→ Directions: Show all lines of the listing that hold the word "iniciar".

→ Provided records:

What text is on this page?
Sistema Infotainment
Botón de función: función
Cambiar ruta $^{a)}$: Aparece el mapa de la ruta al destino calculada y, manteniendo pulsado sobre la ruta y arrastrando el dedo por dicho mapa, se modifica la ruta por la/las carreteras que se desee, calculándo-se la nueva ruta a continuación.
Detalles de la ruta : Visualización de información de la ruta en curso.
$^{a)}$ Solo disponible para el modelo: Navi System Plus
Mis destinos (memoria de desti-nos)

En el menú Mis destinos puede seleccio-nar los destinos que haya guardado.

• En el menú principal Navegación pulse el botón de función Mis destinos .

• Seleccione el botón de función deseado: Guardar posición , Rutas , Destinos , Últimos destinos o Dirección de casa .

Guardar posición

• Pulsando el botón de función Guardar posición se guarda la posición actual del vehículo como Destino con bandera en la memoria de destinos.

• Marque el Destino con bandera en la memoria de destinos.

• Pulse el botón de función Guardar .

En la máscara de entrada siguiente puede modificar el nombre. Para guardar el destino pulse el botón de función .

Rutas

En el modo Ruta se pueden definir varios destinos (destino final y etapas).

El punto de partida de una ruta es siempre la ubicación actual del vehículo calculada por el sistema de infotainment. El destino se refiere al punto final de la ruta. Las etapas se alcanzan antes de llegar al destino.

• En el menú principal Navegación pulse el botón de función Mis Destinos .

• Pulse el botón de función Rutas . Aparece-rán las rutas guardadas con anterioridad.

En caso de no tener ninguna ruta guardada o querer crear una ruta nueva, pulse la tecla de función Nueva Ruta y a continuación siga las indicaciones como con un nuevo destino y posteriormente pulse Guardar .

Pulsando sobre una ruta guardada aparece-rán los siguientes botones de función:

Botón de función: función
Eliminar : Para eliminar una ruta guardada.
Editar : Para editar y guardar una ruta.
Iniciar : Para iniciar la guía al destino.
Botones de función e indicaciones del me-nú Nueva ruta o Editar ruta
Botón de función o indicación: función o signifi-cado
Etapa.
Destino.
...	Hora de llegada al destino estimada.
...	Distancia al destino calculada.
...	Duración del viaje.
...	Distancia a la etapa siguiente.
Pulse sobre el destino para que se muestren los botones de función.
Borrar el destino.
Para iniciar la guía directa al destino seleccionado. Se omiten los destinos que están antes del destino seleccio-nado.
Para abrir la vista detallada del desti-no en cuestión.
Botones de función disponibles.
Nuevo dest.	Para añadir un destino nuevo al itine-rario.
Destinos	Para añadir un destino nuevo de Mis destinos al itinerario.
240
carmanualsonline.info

→ Correct result:
Iniciar : Para iniciar la guía al destino.
Para iniciar la guía directa al destino seleccionado. Se omiten los destinos que están antes del destino seleccio-nado.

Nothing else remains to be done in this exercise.